Dataset items
"""
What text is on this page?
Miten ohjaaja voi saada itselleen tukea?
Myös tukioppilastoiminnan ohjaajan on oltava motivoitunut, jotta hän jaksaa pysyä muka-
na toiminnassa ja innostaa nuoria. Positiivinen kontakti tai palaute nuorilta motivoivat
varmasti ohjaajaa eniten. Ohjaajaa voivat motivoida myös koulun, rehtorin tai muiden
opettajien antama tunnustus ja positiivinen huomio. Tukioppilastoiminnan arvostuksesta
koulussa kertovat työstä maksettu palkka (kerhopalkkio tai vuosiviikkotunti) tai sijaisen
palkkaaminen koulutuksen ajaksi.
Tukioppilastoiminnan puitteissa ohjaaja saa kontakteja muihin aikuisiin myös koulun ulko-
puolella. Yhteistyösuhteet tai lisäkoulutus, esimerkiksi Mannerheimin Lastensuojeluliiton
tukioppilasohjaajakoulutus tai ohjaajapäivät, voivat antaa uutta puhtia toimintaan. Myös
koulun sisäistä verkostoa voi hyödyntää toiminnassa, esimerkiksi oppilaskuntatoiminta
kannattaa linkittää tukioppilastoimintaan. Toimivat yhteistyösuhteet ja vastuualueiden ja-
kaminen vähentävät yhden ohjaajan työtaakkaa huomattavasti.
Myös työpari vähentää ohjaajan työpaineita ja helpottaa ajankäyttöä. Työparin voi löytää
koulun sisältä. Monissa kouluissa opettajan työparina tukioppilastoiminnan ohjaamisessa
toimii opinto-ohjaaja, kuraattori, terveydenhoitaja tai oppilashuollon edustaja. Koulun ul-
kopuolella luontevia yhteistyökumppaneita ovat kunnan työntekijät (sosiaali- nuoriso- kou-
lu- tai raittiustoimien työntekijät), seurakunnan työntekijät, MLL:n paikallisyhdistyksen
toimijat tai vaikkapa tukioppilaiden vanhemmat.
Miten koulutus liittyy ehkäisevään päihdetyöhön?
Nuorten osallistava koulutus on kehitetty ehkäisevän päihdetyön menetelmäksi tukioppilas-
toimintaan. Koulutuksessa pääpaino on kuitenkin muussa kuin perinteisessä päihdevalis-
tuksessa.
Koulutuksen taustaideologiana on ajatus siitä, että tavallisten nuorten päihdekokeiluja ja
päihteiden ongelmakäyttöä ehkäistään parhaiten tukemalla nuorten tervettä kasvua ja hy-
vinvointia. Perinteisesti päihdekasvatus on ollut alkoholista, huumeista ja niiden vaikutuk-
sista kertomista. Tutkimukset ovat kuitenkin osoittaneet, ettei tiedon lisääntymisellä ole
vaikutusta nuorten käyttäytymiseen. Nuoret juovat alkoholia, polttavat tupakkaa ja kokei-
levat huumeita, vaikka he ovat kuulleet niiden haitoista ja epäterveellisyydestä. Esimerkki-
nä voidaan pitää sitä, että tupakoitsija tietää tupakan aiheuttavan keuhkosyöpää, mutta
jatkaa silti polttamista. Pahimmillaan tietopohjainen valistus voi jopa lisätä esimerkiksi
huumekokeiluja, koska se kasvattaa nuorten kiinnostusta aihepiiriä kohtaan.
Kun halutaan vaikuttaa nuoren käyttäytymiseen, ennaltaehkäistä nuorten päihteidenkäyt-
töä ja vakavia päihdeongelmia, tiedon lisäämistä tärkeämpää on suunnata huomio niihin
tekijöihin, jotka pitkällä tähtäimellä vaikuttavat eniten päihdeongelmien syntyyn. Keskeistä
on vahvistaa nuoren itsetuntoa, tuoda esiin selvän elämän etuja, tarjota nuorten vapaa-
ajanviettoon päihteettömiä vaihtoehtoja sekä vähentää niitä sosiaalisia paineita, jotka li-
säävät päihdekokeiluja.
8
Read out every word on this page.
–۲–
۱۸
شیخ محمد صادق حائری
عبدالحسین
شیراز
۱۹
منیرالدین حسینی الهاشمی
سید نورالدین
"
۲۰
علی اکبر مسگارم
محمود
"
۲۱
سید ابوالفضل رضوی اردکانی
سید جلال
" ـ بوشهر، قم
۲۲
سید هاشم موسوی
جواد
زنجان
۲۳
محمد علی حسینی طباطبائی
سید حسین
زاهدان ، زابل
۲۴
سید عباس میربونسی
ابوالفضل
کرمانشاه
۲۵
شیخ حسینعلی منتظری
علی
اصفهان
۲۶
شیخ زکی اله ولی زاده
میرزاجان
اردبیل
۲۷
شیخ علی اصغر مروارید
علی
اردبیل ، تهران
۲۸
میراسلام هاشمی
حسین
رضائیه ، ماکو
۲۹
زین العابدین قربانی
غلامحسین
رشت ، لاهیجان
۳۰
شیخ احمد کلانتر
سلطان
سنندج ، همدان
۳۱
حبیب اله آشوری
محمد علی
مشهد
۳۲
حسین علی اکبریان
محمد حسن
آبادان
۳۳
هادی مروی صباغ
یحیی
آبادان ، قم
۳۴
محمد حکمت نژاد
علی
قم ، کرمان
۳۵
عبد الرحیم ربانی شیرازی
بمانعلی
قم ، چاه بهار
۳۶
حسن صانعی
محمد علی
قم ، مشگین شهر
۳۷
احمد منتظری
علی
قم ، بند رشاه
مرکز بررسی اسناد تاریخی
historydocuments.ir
"""
**Exercise objective**
Every line of the data above should be copied exactly.

**The solution**
What text is on this page?
Miten ohjaaja voi saada itselleen tukea?
Myös tukioppilastoiminnan ohjaajan on oltava motivoitunut, jotta hän jaksaa pysyä muka-
na toiminnassa ja innostaa nuoria. Positiivinen kontakti tai palaute nuorilta motivoivat
varmasti ohjaajaa eniten. Ohjaajaa voivat motivoida myös koulun, rehtorin tai muiden
opettajien antama tunnustus ja positiivinen huomio. Tukioppilastoiminnan arvostuksesta
koulussa kertovat työstä maksettu palkka (kerhopalkkio tai vuosiviikkotunti) tai sijaisen
palkkaaminen koulutuksen ajaksi.
Tukioppilastoiminnan puitteissa ohjaaja saa kontakteja muihin aikuisiin myös koulun ulko-
puolella. Yhteistyösuhteet tai lisäkoulutus, esimerkiksi Mannerheimin Lastensuojeluliiton
tukioppilasohjaajakoulutus tai ohjaajapäivät, voivat antaa uutta puhtia toimintaan. Myös
koulun sisäistä verkostoa voi hyödyntää toiminnassa, esimerkiksi oppilaskuntatoiminta
kannattaa linkittää tukioppilastoimintaan. Toimivat yhteistyösuhteet ja vastuualueiden ja-
kaminen vähentävät yhden ohjaajan työtaakkaa huomattavasti.
Myös työpari vähentää ohjaajan työpaineita ja helpottaa ajankäyttöä. Työparin voi löytää
koulun sisältä. Monissa kouluissa opettajan työparina tukioppilastoiminnan ohjaamisessa
toimii opinto-ohjaaja, kuraattori, terveydenhoitaja tai oppilashuollon edustaja. Koulun ul-
kopuolella luontevia yhteistyökumppaneita ovat kunnan työntekijät (sosiaali- nuoriso- kou-
lu- tai raittiustoimien työntekijät), seurakunnan työntekijät, MLL:n paikallisyhdistyksen
toimijat tai vaikkapa tukioppilaiden vanhemmat.
Miten koulutus liittyy ehkäisevään päihdetyöhön?
Nuorten osallistava koulutus on kehitetty ehkäisevän päihdetyön menetelmäksi tukioppilas-
toimintaan. Koulutuksessa pääpaino on kuitenkin muussa kuin perinteisessä päihdevalis-
tuksessa.
Koulutuksen taustaideologiana on ajatus siitä, että tavallisten nuorten päihdekokeiluja ja
päihteiden ongelmakäyttöä ehkäistään parhaiten tukemalla nuorten tervettä kasvua ja hy-
vinvointia. Perinteisesti päihdekasvatus on ollut alkoholista, huumeista ja niiden vaikutuk-
sista kertomista. Tutkimukset ovat kuitenkin osoittaneet, ettei tiedon lisääntymisellä ole
vaikutusta nuorten käyttäytymiseen. Nuoret juovat alkoholia, polttavat tupakkaa ja kokei-
levat huumeita, vaikka he ovat kuulleet niiden haitoista ja epäterveellisyydestä. Esimerkki-
nä voidaan pitää sitä, että tupakoitsija tietää tupakan aiheuttavan keuhkosyöpää, mutta
jatkaa silti polttamista. Pahimmillaan tietopohjainen valistus voi jopa lisätä esimerkiksi
huumekokeiluja, koska se kasvattaa nuorten kiinnostusta aihepiiriä kohtaan.
Kun halutaan vaikuttaa nuoren käyttäytymiseen, ennaltaehkäistä nuorten päihteidenkäyt-
töä ja vakavia päihdeongelmia, tiedon lisäämistä tärkeämpää on suunnata huomio niihin
tekijöihin, jotka pitkällä tähtäimellä vaikuttavat eniten päihdeongelmien syntyyn. Keskeistä
on vahvistaa nuoren itsetuntoa, tuoda esiin selvän elämän etuja, tarjota nuorten vapaa-
ajanviettoon päihteettömiä vaihtoehtoja sekä vähentää niitä sosiaalisia paineita, jotka li-
säävät päihdekokeiluja.
8
Read out every word on this page.
–۲–
۱۸
شیخ محمد صادق حائری
عبدالحسین
شیراز
۱۹
منیرالدین حسینی الهاشمی
سید نورالدین
"
۲۰
علی اکبر مسگارم
محمود
"
۲۱
سید ابوالفضل رضوی اردکانی
سید جلال
" ـ بوشهر، قم
۲۲
سید هاشم موسوی
جواد
زنجان
۲۳
محمد علی حسینی طباطبائی
سید حسین
زاهدان ، زابل
۲۴
سید عباس میربونسی
ابوالفضل
کرمانشاه
۲۵
شیخ حسینعلی منتظری
علی
اصفهان
۲۶
شیخ زکی اله ولی زاده
میرزاجان
اردبیل
۲۷
شیخ علی اصغر مروارید
علی
اردبیل ، تهران
۲۸
میراسلام هاشمی
حسین
رضائیه ، ماکو
۲۹
زین العابدین قربانی
غلامحسین
رشت ، لاهیجان
۳۰
شیخ احمد کلانتر
سلطان
سنندج ، همدان
۳۱
حبیب اله آشوری
محمد علی
مشهد
۳۲
حسین علی اکبریان
محمد حسن
آبادان
۳۳
هادی مروی صباغ
یحیی
آبادان ، قم
۳۴
محمد حکمت نژاد
علی
قم ، کرمان
۳۵
عبد الرحیم ربانی شیرازی
بمانعلی
قم ، چاه بهار
۳۶
حسن صانعی
محمد علی
قم ، مشگین شهر
۳۷
احمد منتظری
علی
قم ، بند رشاه
مرکز بررسی اسناد تاریخی
historydocuments.ir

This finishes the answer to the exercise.